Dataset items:
━━━━

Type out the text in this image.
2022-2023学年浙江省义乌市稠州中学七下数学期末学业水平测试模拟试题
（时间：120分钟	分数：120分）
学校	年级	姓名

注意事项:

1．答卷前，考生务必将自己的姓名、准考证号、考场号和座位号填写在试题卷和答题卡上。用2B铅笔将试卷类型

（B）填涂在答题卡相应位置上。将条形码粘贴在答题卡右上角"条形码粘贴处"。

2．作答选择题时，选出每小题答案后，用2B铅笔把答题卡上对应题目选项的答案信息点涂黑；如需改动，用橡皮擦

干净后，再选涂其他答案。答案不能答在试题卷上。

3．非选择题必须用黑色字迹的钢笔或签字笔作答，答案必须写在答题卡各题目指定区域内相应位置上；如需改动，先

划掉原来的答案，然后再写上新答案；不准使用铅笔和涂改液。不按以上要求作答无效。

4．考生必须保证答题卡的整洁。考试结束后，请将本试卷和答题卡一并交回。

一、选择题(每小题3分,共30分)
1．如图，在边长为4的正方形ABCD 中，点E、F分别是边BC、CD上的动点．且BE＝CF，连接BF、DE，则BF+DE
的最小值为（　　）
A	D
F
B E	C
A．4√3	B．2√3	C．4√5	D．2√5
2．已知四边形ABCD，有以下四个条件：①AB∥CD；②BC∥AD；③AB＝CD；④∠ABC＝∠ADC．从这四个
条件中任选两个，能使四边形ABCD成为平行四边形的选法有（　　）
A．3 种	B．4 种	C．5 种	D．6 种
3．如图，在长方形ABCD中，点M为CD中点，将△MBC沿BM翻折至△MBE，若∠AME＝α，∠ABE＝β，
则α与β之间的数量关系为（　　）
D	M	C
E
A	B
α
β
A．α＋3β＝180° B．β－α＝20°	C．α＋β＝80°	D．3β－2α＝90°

━━━━

Give the count of lines in the data shown above that contain "如需改动", and nothing else.

_EXERCISE RESPONSE:_ 2